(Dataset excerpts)
# # # # #

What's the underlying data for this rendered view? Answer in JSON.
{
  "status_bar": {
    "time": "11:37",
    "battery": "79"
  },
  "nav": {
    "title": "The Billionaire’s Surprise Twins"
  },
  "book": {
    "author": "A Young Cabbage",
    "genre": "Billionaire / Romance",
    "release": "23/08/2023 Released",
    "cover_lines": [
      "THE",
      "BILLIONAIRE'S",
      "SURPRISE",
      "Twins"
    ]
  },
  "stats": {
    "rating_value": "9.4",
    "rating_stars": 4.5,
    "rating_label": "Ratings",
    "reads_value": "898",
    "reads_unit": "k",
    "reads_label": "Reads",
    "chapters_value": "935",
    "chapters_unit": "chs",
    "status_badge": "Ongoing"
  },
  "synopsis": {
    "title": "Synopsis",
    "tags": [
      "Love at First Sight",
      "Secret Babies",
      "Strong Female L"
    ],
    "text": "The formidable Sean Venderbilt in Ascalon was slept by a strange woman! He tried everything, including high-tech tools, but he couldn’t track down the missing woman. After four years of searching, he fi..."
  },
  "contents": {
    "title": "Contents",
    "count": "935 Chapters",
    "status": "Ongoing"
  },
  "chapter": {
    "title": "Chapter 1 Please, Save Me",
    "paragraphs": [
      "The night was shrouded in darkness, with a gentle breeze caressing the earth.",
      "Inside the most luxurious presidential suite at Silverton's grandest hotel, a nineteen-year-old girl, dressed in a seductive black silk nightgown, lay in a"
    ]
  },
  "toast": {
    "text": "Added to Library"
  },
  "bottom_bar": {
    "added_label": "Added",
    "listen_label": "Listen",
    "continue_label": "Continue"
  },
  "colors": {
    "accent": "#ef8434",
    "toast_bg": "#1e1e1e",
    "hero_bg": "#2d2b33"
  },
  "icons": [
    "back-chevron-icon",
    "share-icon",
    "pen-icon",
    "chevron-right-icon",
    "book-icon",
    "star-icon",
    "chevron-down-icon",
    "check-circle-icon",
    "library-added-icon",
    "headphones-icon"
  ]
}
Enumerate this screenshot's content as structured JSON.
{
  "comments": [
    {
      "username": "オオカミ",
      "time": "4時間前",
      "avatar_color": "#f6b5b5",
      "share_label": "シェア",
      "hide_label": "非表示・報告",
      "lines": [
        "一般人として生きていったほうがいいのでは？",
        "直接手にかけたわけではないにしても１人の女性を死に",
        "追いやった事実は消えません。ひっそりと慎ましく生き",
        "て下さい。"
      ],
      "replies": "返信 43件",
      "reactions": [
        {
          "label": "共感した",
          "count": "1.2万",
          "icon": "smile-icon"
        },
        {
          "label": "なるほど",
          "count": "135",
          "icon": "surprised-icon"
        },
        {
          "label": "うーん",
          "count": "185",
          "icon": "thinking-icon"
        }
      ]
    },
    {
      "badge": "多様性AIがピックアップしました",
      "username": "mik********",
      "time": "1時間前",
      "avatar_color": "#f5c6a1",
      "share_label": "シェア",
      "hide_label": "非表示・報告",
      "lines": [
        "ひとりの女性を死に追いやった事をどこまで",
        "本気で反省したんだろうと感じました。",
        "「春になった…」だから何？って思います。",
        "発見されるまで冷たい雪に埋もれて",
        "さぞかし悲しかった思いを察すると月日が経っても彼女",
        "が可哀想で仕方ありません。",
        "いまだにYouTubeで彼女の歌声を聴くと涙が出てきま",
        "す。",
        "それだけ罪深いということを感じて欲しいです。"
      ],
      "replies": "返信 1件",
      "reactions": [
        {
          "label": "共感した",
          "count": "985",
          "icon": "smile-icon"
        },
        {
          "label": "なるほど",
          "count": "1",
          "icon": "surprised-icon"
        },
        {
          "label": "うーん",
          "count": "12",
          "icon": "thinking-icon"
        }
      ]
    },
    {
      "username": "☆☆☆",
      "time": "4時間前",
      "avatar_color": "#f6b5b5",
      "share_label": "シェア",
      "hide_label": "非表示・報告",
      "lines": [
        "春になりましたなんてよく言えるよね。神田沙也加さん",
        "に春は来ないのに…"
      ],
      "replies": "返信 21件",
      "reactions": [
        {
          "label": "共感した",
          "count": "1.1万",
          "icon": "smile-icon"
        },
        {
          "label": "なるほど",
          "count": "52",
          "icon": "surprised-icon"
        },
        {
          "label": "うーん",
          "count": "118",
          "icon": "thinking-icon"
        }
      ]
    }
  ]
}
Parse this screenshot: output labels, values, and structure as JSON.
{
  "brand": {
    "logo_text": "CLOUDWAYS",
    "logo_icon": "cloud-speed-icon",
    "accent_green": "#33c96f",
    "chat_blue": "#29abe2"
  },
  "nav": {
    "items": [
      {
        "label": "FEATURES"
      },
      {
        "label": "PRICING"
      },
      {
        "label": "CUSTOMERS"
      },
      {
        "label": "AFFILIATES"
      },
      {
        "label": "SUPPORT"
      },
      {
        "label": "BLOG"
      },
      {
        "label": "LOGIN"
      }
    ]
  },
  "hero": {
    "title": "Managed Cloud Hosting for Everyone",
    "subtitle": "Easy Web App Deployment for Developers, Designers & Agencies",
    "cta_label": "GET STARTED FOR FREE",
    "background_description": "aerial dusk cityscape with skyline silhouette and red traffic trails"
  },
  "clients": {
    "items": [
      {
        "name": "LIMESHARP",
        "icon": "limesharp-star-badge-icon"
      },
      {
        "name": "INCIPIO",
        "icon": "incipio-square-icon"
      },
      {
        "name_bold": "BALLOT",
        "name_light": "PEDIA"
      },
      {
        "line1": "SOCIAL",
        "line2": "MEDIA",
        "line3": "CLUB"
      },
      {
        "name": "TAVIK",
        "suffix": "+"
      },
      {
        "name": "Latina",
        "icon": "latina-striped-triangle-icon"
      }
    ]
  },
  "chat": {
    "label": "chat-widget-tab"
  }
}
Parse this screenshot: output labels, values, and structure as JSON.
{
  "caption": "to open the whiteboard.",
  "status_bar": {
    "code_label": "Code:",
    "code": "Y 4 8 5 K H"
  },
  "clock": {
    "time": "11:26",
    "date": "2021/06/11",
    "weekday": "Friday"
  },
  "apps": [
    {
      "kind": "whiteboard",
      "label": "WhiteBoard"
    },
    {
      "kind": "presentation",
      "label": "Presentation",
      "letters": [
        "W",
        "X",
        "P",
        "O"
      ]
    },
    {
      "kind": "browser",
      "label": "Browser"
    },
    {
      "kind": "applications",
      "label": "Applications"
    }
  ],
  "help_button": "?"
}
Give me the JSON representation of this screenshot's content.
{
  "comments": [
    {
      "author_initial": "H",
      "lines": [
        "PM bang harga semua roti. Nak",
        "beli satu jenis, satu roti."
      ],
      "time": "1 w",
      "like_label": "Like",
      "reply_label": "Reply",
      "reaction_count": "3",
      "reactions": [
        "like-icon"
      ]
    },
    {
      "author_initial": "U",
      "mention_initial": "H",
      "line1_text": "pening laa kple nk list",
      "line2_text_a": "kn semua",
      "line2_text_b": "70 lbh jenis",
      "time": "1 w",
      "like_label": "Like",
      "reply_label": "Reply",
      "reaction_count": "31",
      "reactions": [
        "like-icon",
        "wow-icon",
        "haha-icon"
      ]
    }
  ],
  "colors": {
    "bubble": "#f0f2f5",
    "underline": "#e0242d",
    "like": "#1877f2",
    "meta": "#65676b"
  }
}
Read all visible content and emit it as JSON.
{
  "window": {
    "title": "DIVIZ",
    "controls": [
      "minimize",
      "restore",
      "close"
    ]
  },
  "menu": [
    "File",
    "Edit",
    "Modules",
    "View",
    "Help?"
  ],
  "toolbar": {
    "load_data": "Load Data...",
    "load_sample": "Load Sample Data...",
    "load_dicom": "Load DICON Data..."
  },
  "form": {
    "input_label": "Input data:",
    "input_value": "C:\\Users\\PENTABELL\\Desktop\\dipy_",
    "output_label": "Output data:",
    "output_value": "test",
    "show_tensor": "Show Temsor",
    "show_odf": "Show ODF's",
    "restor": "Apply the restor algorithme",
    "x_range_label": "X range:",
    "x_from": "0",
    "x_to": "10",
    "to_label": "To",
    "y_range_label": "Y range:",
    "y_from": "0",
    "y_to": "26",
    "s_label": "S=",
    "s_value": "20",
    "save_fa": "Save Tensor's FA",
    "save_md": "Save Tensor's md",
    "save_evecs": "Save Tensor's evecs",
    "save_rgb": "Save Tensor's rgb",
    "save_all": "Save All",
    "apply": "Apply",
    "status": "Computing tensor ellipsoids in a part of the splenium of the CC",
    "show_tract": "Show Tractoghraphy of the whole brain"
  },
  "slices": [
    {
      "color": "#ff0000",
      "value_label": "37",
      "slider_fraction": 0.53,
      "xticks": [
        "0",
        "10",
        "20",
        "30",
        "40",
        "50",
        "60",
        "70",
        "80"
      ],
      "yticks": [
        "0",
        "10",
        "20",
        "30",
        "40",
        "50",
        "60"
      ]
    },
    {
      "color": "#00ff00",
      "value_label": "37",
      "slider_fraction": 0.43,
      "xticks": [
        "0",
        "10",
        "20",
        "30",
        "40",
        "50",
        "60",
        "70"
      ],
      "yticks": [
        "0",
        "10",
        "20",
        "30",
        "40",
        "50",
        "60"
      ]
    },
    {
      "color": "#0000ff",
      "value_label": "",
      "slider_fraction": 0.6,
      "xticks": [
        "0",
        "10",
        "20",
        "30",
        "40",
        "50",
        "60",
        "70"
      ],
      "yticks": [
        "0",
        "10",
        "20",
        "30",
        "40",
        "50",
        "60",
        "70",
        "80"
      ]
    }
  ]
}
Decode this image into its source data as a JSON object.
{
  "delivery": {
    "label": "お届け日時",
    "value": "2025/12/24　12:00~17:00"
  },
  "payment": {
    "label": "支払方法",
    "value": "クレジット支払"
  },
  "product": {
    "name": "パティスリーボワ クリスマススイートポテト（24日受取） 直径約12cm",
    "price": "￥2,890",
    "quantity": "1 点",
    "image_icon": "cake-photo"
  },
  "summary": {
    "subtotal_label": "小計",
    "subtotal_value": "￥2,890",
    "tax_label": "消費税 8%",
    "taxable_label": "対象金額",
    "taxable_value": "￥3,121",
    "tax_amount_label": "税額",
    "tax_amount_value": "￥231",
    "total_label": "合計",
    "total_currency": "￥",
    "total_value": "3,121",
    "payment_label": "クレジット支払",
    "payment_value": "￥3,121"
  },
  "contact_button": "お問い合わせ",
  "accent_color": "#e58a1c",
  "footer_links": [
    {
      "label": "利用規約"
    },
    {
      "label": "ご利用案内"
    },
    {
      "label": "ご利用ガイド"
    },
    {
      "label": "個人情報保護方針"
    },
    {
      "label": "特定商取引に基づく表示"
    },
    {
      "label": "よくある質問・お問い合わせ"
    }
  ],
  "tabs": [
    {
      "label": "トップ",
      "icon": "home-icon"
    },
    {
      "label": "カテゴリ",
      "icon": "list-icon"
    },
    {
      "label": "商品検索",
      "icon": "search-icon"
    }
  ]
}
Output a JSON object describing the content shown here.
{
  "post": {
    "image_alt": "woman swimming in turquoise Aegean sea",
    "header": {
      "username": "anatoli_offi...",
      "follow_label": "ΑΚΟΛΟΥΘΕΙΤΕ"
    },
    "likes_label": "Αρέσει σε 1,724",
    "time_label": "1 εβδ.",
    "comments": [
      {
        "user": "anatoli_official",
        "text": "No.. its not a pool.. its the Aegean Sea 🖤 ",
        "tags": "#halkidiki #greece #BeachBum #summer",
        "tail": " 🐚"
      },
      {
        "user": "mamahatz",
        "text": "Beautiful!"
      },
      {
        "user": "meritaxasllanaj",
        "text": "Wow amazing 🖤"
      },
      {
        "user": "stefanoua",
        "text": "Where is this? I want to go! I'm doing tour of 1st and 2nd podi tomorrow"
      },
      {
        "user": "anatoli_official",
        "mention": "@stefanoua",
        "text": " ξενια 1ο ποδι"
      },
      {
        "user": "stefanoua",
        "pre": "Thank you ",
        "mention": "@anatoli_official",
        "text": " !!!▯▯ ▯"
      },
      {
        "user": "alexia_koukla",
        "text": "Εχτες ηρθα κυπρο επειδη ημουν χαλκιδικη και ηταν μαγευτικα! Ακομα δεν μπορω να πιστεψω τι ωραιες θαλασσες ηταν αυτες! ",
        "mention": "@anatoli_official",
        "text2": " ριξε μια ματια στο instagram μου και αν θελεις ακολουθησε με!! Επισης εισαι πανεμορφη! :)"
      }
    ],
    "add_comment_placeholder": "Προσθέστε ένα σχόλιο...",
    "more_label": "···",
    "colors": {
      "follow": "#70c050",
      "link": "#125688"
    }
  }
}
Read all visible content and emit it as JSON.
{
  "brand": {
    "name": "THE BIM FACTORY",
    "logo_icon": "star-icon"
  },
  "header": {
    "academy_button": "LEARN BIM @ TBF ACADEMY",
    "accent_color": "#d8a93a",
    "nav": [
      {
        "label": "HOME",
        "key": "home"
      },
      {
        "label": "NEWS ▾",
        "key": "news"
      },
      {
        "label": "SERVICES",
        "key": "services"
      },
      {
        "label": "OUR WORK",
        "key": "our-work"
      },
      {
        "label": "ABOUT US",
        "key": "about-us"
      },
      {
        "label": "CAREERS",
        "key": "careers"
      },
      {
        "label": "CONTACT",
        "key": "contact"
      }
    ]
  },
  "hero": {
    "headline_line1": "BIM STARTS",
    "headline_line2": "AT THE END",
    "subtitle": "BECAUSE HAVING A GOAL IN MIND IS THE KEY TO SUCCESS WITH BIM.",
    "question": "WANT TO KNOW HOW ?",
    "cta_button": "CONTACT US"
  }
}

# # # # #

Your instructions
Copy out each line of the records that holds the string "username".

Result below
      "username": "オオカミ",
      "username": "mik********",
      "username": "☆☆☆",
      "username": "anatoli_offi...",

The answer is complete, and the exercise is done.